Монолог

Почему не сравнить

Анатолий Найман 10 февраля 2021
Поделиться

Миллион раз повторены слова Адорно о том, что после Аушвица нельзя писать стихи. Нельзя беседовать так, как до Аушвица, так глядеть в глаза, так жить. И однако живем, один другому улыбаемся, болтаем, Катастрофа ушла в прошлое, как Потоп, как Атлантида под воду. Через 75 лет разговор об Аушвице вызывает реакцию, в общем, неприязненную, раздражение на неблаговоспитанного человека, в который раз лезущего с набившей оскомину бестактностью. Тем более у нас, в России. У вас сколько, шесть миллионов? А мы за то же время остались без тридцати, а то и всех сорока – погибших на фронте, в тылу, от голода, от ран. У вас половина народа? И мы лишились половины – если считать революцию, гражданскую войну, коллективизацию, террор. И наша половина числом раз в двадцать больше вашей. И ничего, не поднимаем шума, пишем стихи, веселимся как умеем.

──────────────────────────────

Задания.
(a) Через сколько лет, по словам автора текста документа, разговор об Аушвице вызывает в общем неприязненную реакцию?
(b) Подсчитайте строки записей, в которых встречается строка «separator», с учетом регистра. В ответе укажите только число.
Текст документа и записи — независимые друг от друга материалы.

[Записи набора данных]
──────────────────────────────

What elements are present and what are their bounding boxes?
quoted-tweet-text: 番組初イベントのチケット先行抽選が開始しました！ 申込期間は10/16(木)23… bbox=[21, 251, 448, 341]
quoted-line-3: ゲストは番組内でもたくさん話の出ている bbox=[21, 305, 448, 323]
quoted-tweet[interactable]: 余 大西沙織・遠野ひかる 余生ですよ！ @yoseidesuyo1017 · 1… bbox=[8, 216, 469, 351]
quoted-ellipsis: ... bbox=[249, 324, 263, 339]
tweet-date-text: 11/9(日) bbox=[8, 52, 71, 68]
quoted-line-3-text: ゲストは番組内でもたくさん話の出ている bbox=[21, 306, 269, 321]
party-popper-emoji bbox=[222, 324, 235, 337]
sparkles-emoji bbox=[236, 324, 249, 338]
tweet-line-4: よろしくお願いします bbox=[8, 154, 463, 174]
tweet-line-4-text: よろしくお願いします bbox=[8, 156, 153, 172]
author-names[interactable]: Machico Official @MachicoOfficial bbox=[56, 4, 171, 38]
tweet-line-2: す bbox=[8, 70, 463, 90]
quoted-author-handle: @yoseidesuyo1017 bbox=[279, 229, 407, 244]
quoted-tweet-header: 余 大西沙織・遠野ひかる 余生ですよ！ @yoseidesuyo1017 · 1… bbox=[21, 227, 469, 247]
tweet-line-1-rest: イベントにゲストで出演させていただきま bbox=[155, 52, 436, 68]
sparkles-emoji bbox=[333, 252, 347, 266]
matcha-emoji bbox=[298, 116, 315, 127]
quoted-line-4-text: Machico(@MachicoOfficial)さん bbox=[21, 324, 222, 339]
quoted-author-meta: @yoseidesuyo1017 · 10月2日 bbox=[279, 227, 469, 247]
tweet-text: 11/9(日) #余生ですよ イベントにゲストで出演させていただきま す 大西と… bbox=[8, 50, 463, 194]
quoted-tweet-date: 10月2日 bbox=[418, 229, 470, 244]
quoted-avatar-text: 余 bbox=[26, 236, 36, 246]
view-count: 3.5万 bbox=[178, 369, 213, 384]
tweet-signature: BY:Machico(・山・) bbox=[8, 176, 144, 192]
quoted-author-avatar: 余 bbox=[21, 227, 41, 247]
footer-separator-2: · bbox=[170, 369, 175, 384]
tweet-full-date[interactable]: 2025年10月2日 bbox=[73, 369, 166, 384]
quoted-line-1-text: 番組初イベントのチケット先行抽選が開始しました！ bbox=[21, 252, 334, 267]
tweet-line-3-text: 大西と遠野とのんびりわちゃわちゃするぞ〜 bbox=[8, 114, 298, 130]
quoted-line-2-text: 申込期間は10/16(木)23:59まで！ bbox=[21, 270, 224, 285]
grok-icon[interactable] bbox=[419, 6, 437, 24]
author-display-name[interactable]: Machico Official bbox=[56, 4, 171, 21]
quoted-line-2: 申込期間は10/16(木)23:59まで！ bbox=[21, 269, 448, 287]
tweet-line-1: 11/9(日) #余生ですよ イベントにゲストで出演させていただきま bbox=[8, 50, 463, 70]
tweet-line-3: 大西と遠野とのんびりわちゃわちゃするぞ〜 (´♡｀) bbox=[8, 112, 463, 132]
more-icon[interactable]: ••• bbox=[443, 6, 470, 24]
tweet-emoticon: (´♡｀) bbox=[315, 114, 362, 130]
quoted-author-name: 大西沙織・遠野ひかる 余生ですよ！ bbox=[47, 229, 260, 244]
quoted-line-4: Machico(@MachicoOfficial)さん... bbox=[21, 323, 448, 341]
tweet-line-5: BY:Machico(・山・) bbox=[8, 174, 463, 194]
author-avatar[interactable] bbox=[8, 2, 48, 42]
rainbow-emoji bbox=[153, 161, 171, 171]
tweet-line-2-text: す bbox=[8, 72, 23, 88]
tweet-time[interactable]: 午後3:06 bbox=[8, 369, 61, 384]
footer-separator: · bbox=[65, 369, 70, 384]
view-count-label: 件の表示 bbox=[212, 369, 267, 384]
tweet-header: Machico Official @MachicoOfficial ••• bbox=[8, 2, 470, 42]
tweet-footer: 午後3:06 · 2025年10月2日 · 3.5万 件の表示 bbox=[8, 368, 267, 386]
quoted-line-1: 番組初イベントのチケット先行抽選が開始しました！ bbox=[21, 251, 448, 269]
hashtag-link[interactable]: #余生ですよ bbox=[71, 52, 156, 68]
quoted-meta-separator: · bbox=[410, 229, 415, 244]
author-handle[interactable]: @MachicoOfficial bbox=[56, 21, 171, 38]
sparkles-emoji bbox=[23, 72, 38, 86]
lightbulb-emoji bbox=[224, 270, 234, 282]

──────────────────────────────

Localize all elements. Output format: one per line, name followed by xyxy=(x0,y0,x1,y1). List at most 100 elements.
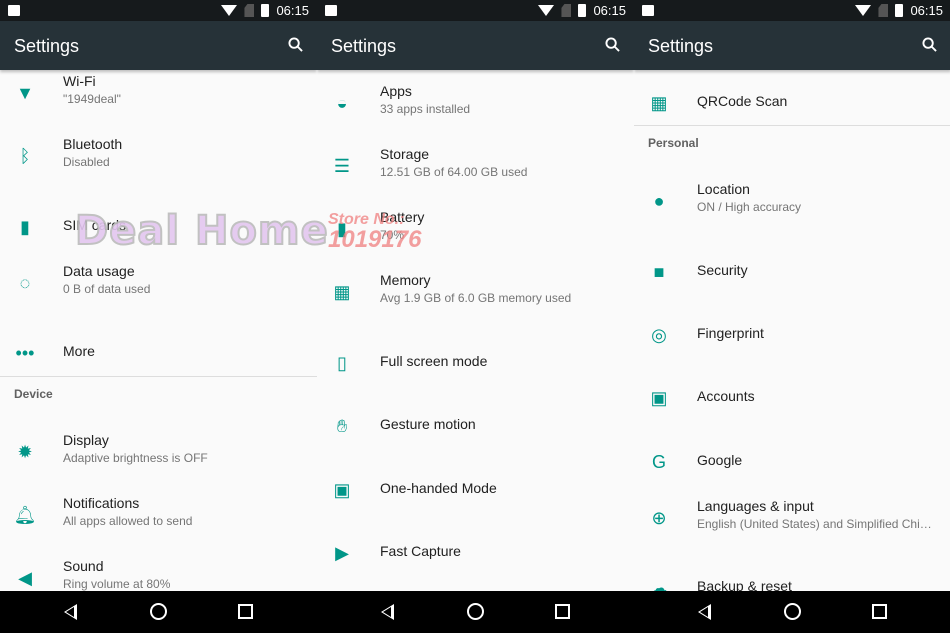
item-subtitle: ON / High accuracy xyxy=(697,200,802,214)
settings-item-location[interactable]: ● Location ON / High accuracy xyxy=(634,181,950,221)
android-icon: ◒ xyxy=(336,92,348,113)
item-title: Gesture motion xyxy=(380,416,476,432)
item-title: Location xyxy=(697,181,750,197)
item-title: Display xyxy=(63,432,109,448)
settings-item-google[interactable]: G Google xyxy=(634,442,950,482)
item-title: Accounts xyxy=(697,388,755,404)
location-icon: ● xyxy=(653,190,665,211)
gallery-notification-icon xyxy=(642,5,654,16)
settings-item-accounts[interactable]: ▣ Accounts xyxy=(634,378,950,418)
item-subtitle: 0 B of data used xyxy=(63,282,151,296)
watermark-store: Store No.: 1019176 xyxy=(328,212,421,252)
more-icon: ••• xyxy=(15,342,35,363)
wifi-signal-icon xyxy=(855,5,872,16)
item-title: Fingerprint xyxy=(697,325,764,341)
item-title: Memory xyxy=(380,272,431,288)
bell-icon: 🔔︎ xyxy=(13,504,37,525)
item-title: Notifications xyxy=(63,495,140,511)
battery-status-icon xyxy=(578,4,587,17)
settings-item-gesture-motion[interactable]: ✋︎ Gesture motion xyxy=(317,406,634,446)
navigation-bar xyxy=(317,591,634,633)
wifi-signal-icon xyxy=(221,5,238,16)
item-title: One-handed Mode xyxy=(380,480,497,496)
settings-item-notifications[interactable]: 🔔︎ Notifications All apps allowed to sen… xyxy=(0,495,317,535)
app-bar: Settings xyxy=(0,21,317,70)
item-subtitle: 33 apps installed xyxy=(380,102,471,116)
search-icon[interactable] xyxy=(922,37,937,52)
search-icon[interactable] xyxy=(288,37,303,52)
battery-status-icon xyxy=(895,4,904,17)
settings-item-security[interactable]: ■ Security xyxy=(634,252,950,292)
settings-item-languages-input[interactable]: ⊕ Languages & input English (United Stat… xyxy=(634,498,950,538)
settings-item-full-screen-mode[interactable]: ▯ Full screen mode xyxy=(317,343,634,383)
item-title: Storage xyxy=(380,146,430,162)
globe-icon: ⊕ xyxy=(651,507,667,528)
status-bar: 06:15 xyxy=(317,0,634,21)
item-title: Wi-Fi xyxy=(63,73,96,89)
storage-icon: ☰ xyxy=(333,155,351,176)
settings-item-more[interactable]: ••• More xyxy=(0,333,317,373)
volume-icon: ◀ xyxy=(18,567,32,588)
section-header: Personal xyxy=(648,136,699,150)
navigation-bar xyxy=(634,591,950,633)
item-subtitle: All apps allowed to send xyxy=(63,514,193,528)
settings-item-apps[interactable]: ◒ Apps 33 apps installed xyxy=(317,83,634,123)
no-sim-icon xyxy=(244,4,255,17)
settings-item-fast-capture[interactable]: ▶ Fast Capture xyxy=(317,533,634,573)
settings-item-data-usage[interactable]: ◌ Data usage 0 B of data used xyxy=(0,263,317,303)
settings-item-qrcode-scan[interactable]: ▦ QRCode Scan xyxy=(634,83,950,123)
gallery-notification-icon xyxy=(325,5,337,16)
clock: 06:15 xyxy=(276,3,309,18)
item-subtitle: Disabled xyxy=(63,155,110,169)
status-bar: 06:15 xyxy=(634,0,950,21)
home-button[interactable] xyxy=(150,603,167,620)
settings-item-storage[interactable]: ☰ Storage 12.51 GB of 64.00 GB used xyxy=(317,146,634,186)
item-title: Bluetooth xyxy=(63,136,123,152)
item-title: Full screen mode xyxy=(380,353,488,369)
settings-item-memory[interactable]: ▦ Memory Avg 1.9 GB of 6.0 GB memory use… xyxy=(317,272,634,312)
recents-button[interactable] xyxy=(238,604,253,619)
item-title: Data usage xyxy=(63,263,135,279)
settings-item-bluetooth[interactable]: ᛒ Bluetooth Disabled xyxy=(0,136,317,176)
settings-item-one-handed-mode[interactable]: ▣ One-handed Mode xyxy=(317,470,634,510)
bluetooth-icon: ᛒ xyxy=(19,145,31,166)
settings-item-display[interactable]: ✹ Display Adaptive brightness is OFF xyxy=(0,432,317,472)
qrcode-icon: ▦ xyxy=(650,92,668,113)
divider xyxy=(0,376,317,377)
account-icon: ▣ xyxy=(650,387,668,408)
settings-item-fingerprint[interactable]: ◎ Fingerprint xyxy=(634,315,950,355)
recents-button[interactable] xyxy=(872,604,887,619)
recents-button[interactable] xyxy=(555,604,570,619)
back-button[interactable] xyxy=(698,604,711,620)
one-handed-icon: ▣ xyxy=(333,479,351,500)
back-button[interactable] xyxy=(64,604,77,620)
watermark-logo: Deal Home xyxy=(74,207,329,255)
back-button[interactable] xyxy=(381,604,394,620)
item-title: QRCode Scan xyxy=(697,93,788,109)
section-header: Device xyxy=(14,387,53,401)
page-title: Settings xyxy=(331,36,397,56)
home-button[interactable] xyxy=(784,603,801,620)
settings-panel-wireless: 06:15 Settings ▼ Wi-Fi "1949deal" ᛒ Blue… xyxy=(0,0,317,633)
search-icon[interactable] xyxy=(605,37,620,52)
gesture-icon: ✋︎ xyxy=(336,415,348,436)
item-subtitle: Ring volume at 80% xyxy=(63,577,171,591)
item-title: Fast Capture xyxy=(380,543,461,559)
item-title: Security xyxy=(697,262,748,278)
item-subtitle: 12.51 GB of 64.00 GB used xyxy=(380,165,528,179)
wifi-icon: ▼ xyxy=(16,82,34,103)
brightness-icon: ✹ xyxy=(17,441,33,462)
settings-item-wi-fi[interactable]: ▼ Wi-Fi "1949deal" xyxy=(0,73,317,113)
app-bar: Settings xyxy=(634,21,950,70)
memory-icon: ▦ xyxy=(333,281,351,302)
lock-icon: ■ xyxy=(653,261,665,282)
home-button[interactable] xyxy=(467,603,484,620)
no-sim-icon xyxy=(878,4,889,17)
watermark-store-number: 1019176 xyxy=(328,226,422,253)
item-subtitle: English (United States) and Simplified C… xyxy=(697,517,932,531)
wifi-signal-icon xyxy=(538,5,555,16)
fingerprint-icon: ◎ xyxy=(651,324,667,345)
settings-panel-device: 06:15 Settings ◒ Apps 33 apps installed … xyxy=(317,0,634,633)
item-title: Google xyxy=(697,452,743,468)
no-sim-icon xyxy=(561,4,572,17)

──────────────────────────────

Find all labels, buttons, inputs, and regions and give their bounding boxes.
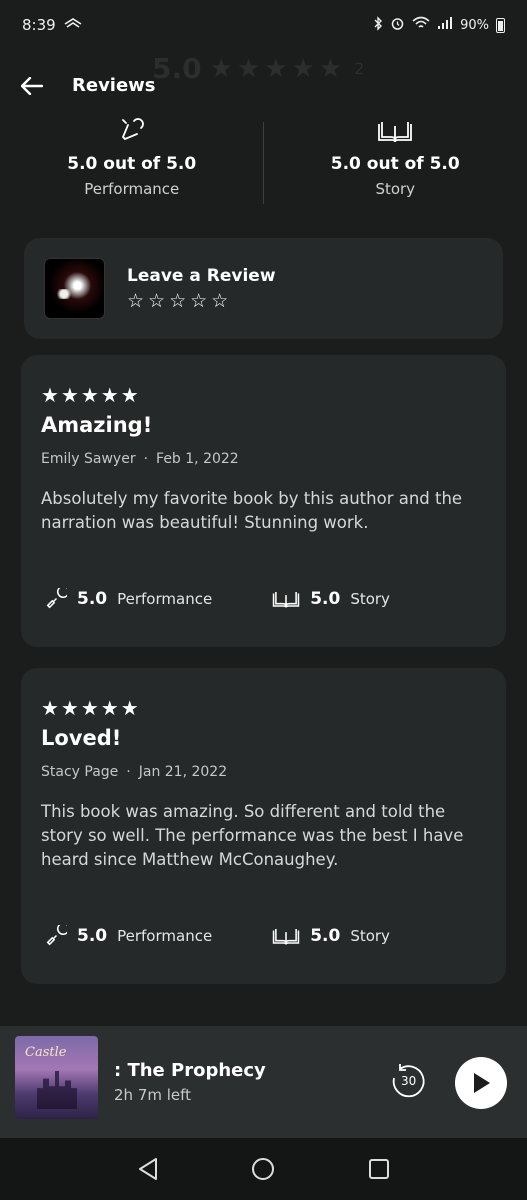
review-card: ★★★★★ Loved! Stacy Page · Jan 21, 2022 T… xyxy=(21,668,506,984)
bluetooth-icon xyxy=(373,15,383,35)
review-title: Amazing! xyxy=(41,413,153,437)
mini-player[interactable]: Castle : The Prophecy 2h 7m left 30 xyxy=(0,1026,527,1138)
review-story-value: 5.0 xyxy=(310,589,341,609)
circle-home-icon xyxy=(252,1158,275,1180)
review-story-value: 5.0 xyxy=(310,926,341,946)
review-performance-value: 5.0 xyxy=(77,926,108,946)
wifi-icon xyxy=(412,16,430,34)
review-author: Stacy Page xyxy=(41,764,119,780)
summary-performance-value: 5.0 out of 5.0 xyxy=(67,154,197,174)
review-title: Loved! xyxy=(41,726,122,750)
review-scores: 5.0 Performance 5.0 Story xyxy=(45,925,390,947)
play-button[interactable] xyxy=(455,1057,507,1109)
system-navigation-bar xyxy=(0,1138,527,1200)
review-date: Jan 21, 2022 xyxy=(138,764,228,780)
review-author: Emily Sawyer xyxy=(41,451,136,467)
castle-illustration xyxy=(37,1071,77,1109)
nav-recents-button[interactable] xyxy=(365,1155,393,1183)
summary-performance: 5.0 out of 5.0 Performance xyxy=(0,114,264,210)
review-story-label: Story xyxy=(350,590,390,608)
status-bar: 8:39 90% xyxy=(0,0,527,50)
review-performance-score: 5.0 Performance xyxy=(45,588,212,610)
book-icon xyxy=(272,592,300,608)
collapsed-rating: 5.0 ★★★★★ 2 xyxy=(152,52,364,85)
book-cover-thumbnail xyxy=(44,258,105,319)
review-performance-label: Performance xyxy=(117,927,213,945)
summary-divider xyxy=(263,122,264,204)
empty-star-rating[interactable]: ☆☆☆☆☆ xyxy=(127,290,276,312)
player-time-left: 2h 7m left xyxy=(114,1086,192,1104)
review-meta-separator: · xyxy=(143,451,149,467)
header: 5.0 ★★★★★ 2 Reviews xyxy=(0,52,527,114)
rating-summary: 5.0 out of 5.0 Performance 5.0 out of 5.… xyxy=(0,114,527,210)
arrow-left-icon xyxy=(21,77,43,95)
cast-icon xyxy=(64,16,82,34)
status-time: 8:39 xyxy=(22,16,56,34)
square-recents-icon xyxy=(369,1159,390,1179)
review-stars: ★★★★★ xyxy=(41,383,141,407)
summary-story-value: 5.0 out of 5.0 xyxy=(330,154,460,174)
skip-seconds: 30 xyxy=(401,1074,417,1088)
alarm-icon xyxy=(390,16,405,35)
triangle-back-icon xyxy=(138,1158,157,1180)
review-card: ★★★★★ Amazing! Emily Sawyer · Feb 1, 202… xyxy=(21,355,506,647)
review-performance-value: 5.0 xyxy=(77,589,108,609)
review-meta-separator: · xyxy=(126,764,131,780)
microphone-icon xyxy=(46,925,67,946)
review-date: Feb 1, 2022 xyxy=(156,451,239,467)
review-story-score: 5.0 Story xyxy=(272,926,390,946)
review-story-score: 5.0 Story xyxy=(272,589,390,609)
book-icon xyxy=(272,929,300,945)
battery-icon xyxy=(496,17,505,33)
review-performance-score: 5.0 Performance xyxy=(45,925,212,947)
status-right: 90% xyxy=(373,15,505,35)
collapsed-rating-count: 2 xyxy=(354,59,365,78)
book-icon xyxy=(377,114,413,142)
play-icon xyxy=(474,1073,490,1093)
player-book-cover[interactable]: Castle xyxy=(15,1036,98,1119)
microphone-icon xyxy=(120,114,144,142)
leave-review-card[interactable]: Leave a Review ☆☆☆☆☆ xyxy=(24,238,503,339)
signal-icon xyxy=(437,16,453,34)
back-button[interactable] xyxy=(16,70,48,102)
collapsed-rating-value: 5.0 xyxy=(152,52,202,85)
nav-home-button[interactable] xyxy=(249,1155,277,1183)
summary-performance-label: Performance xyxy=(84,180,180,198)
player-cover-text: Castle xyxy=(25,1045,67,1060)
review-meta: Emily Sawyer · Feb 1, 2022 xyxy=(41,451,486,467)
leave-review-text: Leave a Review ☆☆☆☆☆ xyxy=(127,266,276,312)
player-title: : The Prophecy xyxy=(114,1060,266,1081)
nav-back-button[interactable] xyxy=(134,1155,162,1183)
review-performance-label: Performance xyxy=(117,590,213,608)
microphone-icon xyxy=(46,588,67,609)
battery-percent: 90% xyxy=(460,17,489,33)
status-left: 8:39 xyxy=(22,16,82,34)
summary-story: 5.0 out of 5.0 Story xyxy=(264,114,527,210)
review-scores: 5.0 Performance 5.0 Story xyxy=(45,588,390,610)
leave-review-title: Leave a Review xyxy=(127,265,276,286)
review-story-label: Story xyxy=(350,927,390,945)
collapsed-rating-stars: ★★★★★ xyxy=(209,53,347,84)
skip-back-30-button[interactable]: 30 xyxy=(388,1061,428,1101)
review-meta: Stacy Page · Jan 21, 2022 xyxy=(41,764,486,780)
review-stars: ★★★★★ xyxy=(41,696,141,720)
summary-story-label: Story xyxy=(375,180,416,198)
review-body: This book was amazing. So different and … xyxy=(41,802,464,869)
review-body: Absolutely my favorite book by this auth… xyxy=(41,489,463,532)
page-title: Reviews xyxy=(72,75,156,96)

──────────────────────────────

Ответы на задания.
(a) Через 75 лет.

(b) 5